Annotated element entries:
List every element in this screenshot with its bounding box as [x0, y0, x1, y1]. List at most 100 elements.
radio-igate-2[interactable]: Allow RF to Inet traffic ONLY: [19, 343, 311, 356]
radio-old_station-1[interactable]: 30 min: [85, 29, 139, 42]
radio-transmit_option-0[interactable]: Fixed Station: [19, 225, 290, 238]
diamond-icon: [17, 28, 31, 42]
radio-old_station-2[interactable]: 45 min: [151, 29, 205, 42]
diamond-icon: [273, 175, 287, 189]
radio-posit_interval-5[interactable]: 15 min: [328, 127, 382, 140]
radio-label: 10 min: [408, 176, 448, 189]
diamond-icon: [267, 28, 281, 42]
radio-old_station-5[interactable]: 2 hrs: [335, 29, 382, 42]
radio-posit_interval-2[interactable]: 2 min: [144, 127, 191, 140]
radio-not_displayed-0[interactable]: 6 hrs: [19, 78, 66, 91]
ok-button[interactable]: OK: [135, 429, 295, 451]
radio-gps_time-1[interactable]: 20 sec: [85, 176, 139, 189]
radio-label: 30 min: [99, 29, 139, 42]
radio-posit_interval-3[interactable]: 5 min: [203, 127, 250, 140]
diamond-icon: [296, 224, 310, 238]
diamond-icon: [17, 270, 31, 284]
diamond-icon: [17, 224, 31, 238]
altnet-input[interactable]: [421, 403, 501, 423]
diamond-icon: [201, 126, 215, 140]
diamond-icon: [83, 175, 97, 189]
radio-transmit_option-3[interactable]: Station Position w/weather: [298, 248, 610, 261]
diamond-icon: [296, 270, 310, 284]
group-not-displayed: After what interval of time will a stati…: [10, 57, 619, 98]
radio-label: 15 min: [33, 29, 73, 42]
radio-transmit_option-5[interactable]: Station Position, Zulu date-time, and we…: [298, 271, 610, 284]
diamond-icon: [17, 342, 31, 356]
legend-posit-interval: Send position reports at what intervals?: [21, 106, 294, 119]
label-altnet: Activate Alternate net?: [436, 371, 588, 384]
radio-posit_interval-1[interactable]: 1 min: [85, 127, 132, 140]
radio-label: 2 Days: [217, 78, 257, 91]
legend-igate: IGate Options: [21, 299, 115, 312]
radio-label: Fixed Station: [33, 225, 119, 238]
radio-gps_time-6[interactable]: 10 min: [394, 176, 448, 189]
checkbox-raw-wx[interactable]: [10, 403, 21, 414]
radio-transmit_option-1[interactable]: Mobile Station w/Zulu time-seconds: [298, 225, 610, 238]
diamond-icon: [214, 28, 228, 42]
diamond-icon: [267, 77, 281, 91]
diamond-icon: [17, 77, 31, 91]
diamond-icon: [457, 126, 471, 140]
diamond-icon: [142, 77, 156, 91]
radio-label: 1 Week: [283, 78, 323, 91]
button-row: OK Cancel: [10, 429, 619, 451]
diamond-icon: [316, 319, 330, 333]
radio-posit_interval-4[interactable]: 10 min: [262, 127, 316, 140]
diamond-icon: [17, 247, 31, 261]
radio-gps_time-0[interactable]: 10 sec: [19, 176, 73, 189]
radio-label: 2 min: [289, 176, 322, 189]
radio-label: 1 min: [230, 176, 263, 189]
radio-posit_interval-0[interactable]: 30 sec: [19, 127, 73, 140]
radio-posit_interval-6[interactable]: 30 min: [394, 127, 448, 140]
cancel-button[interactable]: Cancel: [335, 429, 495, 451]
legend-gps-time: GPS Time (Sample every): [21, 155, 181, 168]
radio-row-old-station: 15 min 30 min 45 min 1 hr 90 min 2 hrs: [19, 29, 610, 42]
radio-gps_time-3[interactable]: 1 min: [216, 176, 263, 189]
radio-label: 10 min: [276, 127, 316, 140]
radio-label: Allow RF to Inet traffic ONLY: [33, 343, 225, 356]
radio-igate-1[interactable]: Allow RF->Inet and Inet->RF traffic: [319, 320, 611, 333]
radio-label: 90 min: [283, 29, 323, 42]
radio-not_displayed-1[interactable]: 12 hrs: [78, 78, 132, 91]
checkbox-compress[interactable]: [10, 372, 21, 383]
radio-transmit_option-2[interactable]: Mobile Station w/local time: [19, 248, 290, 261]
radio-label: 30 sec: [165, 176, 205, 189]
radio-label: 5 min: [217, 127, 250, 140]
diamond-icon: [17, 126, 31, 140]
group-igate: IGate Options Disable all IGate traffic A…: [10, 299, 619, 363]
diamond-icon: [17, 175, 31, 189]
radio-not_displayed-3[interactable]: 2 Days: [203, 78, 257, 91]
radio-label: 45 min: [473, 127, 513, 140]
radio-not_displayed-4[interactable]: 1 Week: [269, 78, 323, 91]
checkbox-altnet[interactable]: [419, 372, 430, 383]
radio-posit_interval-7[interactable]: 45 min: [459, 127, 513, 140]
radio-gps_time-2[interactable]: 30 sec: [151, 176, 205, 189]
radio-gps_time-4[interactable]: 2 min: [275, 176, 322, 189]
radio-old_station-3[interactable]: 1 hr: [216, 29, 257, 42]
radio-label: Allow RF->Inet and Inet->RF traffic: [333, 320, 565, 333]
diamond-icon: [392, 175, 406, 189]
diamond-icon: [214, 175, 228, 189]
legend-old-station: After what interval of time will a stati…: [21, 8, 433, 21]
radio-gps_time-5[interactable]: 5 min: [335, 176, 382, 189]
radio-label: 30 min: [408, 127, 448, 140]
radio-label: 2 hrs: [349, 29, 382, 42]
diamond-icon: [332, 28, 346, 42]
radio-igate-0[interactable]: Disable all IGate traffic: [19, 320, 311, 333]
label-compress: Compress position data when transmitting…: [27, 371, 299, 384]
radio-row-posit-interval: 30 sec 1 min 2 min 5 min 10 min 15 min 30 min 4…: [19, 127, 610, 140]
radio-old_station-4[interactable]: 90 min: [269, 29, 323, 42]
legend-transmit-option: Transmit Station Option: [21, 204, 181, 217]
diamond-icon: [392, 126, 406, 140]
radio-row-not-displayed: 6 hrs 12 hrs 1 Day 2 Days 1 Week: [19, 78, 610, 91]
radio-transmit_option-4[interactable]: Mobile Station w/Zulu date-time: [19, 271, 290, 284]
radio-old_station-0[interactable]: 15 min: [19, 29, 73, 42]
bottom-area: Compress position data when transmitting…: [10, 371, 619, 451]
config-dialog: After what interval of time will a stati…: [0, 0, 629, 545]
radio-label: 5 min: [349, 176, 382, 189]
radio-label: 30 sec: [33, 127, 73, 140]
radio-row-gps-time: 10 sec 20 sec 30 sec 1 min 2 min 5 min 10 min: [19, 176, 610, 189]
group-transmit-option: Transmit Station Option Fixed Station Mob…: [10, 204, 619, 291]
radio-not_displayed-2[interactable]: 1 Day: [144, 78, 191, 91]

Task details: Recast all of the material above as a numbered list, leaving out any blank lines.

Written reply:
1. List every element in this screenshot with its bounding box as [x0, y0, x1, y1]. List at most 100 elements.
2. radio-igate-2[interactable]: Allow RF to Inet traffic ONLY: [19, 343, 311, 356]
3. radio-old_station-1[interactable]: 30 min: [85, 29, 139, 42]
4. radio-transmit_option-0[interactable]: Fixed Station: [19, 225, 290, 238]
5. diamond-icon: [17, 28, 31, 42]
6. radio-old_station-2[interactable]: 45 min: [151, 29, 205, 42]
7. diamond-icon: [273, 175, 287, 189]
8. radio-posit_interval-5[interactable]: 15 min: [328, 127, 382, 140]
9. radio-label: 10 min: [408, 176, 448, 189]
10. diamond-icon: [267, 28, 281, 42]
11. radio-old_station-5[interactable]: 2 hrs: [335, 29, 382, 42]
12. radio-posit_interval-2[interactable]: 2 min: [144, 127, 191, 140]
13. radio-not_displayed-0[interactable]: 6 hrs: [19, 78, 66, 91]
14. ok-button[interactable]: OK: [135, 429, 295, 451]
15. radio-gps_time-1[interactable]: 20 sec: [85, 176, 139, 189]
16. radio-label: 30 min: [99, 29, 139, 42]
17. radio-posit_interval-3[interactable]: 5 min: [203, 127, 250, 140]
18. diamond-icon: [296, 224, 310, 238]
19. diamond-icon: [17, 270, 31, 284]
20. diamond-icon: [17, 224, 31, 238]
21. altnet-input[interactable]: [421, 403, 501, 423]
22. diamond-icon: [201, 126, 215, 140]
23. diamond-icon: [83, 175, 97, 189]
24. radio-transmit_option-3[interactable]: Station Position w/weather: [298, 248, 610, 261]
25. diamond-icon: [296, 270, 310, 284]
26. group-not-displayed: After what interval of time will a stati…: [10, 57, 619, 98]
27. radio-label: 15 min: [33, 29, 73, 42]
28. radio-transmit_option-5[interactable]: Station Position, Zulu date-time, and we…: [298, 271, 610, 284]
29. diamond-icon: [17, 342, 31, 356]
30. legend-posit-interval: Send position reports at what intervals?: [21, 106, 294, 119]
31. label-altnet: Activate Alternate net?: [436, 371, 588, 384]
32. radio-posit_interval-1[interactable]: 1 min: [85, 127, 132, 140]
33. radio-label: 2 Days: [217, 78, 257, 91]
34. legend-igate: IGate Options: [21, 299, 115, 312]
35. radio-label: Fixed Station: [33, 225, 119, 238]
36. radio-gps_time-6[interactable]: 10 min: [394, 176, 448, 189]
37. checkbox-raw-wx[interactable]: [10, 403, 21, 414]
38. radio-transmit_option-1[interactable]: Mobile Station w/Zulu time-seconds: [298, 225, 610, 238]
39. diamond-icon: [214, 28, 228, 42]
40. diamond-icon: [267, 77, 281, 91]
41. diamond-icon: [17, 77, 31, 91]
42. diamond-icon: [457, 126, 471, 140]
43. diamond-icon: [142, 77, 156, 91]
44. radio-label: 1 Week: [283, 78, 323, 91]
45. button-row: OK Cancel: [10, 429, 619, 451]
46. diamond-icon: [316, 319, 330, 333]
47. radio-posit_interval-4[interactable]: 10 min: [262, 127, 316, 140]
48. diamond-icon: [17, 247, 31, 261]
49. radio-gps_time-0[interactable]: 10 sec: [19, 176, 73, 189]
50. radio-label: 2 min: [289, 176, 322, 189]
51. radio-label: 1 min: [230, 176, 263, 189]
52. radio-posit_interval-0[interactable]: 30 sec: [19, 127, 73, 140]
53. radio-posit_interval-6[interactable]: 30 min: [394, 127, 448, 140]
54. cancel-button[interactable]: Cancel: [335, 429, 495, 451]
55. legend-gps-time: GPS Time (Sample every): [21, 155, 181, 168]
56. radio-row-old-station: 15 min 30 min 45 min 1 hr 90 min 2 hrs: [19, 29, 610, 42]
57. radio-gps_time-3[interactable]: 1 min: [216, 176, 263, 189]
58. radio-label: 10 min: [276, 127, 316, 140]
59. radio-label: Allow RF to Inet traffic ONLY: [33, 343, 225, 356]
60. radio-igate-1[interactable]: Allow RF->Inet and Inet->RF traffic: [319, 320, 611, 333]
61. radio-label: 90 min: [283, 29, 323, 42]
62. radio-not_displayed-1[interactable]: 12 hrs: [78, 78, 132, 91]
63. checkbox-compress[interactable]: [10, 372, 21, 383]
64. radio-transmit_option-2[interactable]: Mobile Station w/local time: [19, 248, 290, 261]
65. radio-label: 30 sec: [165, 176, 205, 189]
66. radio-label: 5 min: [217, 127, 250, 140]
67. diamond-icon: [17, 126, 31, 140]
68. group-igate: IGate Options Disable all IGate traffic A…: [10, 299, 619, 363]
69. diamond-icon: [17, 175, 31, 189]
70. radio-not_displayed-3[interactable]: 2 Days: [203, 78, 257, 91]
71. radio-label: 45 min: [473, 127, 513, 140]
72. radio-not_displayed-4[interactable]: 1 Week: [269, 78, 323, 91]
73. checkbox-altnet[interactable]: [419, 372, 430, 383]
74. radio-posit_interval-7[interactable]: 45 min: [459, 127, 513, 140]
75. radio-gps_time-2[interactable]: 30 sec: [151, 176, 205, 189]
76. radio-gps_time-4[interactable]: 2 min: [275, 176, 322, 189]
77. radio-old_station-3[interactable]: 1 hr: [216, 29, 257, 42]
78. radio-label: Allow RF->Inet and Inet->RF traffic: [333, 320, 565, 333]
79. diamond-icon: [392, 175, 406, 189]
80. diamond-icon: [214, 175, 228, 189]
81. legend-old-station: After what interval of time will a stati…: [21, 8, 433, 21]
82. radio-gps_time-5[interactable]: 5 min: [335, 176, 382, 189]
83. radio-label: 30 min: [408, 127, 448, 140]
84. radio-label: 2 hrs: [349, 29, 382, 42]
85. diamond-icon: [332, 28, 346, 42]
86. radio-igate-0[interactable]: Disable all IGate traffic: [19, 320, 311, 333]
87. label-compress: Compress position data when transmitting…: [27, 371, 299, 384]
88. radio-row-posit-interval: 30 sec 1 min 2 min 5 min 10 min 15 min 30 min 4…: [19, 127, 610, 140]
89. radio-old_station-4[interactable]: 90 min: [269, 29, 323, 42]
90. legend-transmit-option: Transmit Station Option: [21, 204, 181, 217]
91. diamond-icon: [392, 126, 406, 140]
92. radio-row-not-displayed: 6 hrs 12 hrs 1 Day 2 Days 1 Week: [19, 78, 610, 91]
93. radio-transmit_option-4[interactable]: Mobile Station w/Zulu date-time: [19, 271, 290, 284]
94. radio-old_station-0[interactable]: 15 min: [19, 29, 73, 42]
95. bottom-area: Compress position data when transmitting…: [10, 371, 619, 451]
96. config-dialog: After what interval of time will a stati…: [0, 0, 629, 545]
97. radio-label: 5 min: [349, 176, 382, 189]
98. radio-label: 30 sec: [33, 127, 73, 140]
99. radio-row-gps-time: 10 sec 20 sec 30 sec 1 min 2 min 5 min 10 min: [19, 176, 610, 189]
100. group-transmit-option: Transmit Station Option Fixed Station Mob…: [10, 204, 619, 291]
101. radio-not_displayed-2[interactable]: 1 Day: [144, 78, 191, 91]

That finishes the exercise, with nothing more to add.